Exercise directions = Copy each line that contains the word "esposa".

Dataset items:
— Begin —

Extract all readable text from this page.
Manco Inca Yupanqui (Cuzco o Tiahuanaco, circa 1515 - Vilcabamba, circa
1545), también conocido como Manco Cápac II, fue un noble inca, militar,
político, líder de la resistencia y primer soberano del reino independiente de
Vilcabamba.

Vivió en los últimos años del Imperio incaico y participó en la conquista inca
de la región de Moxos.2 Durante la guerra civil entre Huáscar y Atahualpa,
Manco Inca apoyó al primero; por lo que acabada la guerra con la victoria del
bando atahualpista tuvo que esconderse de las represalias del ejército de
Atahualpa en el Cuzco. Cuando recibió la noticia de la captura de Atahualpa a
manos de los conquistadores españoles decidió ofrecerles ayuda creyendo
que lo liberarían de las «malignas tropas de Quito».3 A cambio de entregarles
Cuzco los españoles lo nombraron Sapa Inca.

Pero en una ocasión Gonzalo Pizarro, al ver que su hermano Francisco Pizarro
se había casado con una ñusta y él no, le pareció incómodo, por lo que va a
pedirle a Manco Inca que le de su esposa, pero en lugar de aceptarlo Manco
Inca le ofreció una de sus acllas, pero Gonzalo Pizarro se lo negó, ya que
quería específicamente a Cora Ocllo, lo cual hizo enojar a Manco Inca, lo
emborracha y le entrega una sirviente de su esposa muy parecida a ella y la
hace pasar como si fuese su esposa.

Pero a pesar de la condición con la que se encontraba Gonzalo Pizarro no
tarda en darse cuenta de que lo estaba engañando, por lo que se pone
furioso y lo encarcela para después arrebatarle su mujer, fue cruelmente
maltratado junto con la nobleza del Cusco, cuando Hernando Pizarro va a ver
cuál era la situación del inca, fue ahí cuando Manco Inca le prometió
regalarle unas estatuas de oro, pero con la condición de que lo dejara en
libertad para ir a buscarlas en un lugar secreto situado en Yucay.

— End —
— Begin —

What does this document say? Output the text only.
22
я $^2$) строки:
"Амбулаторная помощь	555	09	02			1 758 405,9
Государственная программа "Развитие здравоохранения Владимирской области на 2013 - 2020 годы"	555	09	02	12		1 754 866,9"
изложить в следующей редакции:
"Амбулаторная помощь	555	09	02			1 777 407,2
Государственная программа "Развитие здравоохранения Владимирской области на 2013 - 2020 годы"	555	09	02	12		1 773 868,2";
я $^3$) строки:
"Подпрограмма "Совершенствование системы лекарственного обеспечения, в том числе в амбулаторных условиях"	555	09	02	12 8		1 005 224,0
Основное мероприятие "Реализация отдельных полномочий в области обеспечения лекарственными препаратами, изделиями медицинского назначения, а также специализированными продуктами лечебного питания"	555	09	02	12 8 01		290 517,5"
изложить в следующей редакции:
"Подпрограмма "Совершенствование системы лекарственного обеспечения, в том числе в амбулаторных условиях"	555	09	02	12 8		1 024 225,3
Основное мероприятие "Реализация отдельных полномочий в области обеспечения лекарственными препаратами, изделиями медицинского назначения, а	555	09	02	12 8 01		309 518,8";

— End —

Output of the exercise =
pedirle a Manco Inca que le de su esposa, pero en lugar de aceptarlo Manco
emborracha y le entrega una sirviente de su esposa muy parecida a ella y la
hace pasar como si fuese su esposa.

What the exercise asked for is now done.